[Items from a dataset]
* begin *

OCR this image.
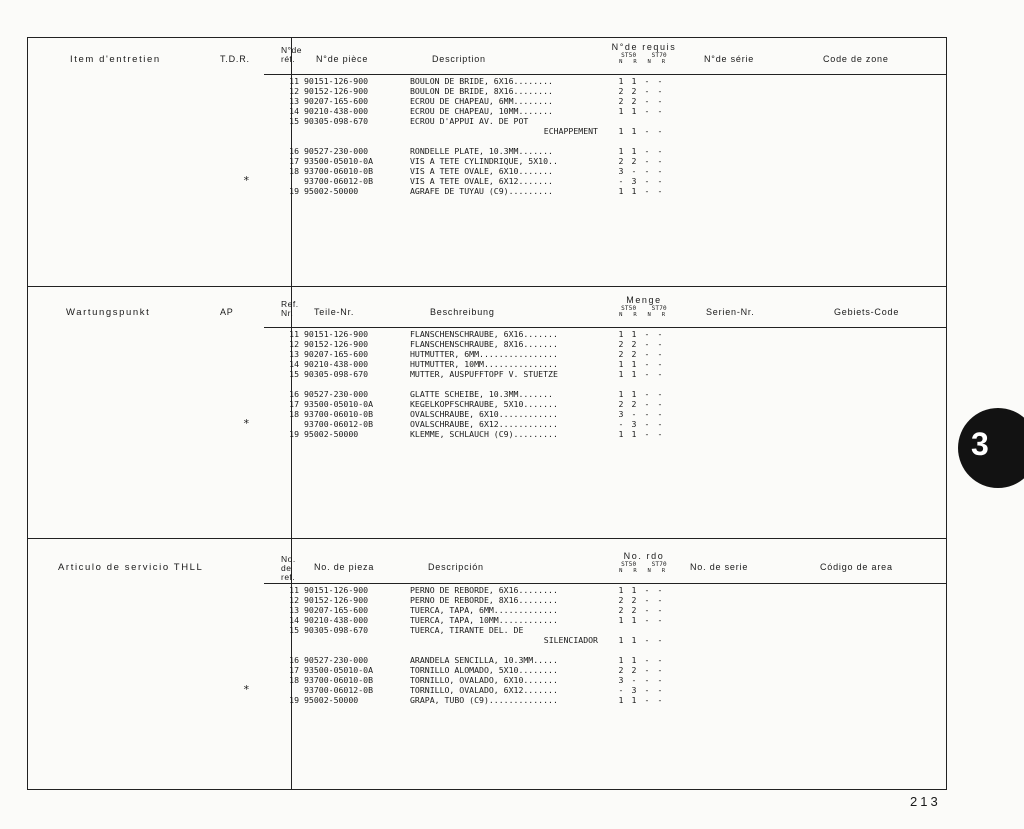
Item d'entretien	T.D.R.
N°de réf.	N°de pièce	Description
N°de requis
ST50	ST70
N R N R	N°de série	Code de zone
11 90151-126-900	BOULON DE BRIDE, 6X16........	1 1 - -
12 90152-126-900	BOULON DE BRIDE, 8X16........	2 2 - -
13 90207-165-600	ECROU DE CHAPEAU, 6MM........	2 2 - -
14 90210-438-000	ECROU DE CHAPEAU, 10MM.......	1 1 - -
15 90305-098-670	ECROU D'APPUI AV. DE POT
ECHAPPEMENT	1 1 - -
16 90527-230-000	RONDELLE PLATE, 10.3MM.......	1 1 - -
17 93500-05010-0A	VIS A TETE CYLINDRIQUE, 5X10..	2 2 - -
18 93700-06010-0B	VIS A TETE OVALE, 6X10.......	3 - - -
*	93700-06012-0B	VIS A TETE OVALE, 6X12.......	- 3 - -
19 95002-50000	AGRAFE DE TUYAU (C9).........	1 1 - -
Wartungspunkt	AP
Ref. Nr.	Teile-Nr.	Beschreibung
Menge
ST50	ST70
N R N R	Serien-Nr.	Gebiets-Code
11 90151-126-900	FLANSCHENSCHRAUBE, 6X16.......	1 1 - -
12 90152-126-900	FLANSCHENSCHRAUBE, 8X16.......	2 2 - -
13 90207-165-600	HUTMUTTER, 6MM................	2 2 - -
14 90210-438-000	HUTMUTTER, 10MM...............	1 1 - -
15 90305-098-670	MUTTER, AUSPUFFTOPF V. STUETZE	1 1 - -
16 90527-230-000	GLATTE SCHEIBE, 10.3MM.......	1 1 - -
17 93500-05010-0A	KEGELKOPFSCHRAUBE, 5X10.......	2 2 - -
18 93700-06010-0B	OVALSCHRAUBE, 6X10............	3 - - -
*	93700-06012-0B	OVALSCHRAUBE, 6X12............	- 3 - -
19 95002-50000	KLEMME, SCHLAUCH (C9).........	1 1 - -
Articulo de servicio THLL
No. de ref.
No. de pieza	Descripción
No. rdo
ST50	ST70
N R N R	No. de serie	Código de area
11 90151-126-900	PERNO DE REBORDE, 6X16........	1 1 - -
12 90152-126-900	PERNO DE REBORDE, 8X16........	2 2 - -
13 90207-165-600	TUERCA, TAPA, 6MM.............	2 2 - -
14 90210-438-000	TUERCA, TAPA, 10MM............	1 1 - -
15 90305-098-670	TUERCA, TIRANTE DEL. DE
SILENCIADOR	1 1 - -
16 90527-230-000	ARANDELA SENCILLA, 10.3MM.....	1 1 - -
17 93500-05010-0A	TORNILLO ALOMADO, 5X10........	2 2 - -
18 93700-06010-0B	TORNILLO, OVALADO, 6X10.......	3 - - -
*	93700-06012-0B	TORNILLO, OVALADO, 6X12.......	- 3 - -
19 95002-50000	GRAPA, TUBO (C9)..............	1 1 - -
3
213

* end *

» **WHAT NEEDS TO BE DONE**:
Copy down every line of the material above that includes the string "FLANSCHENSCHRAUBE".

» **CORRECT OUTPUT**:
11 90151-126-900	FLANSCHENSCHRAUBE, 6X16.......	1 1 - -
12 90152-126-900	FLANSCHENSCHRAUBE, 8X16.......	2 2 - -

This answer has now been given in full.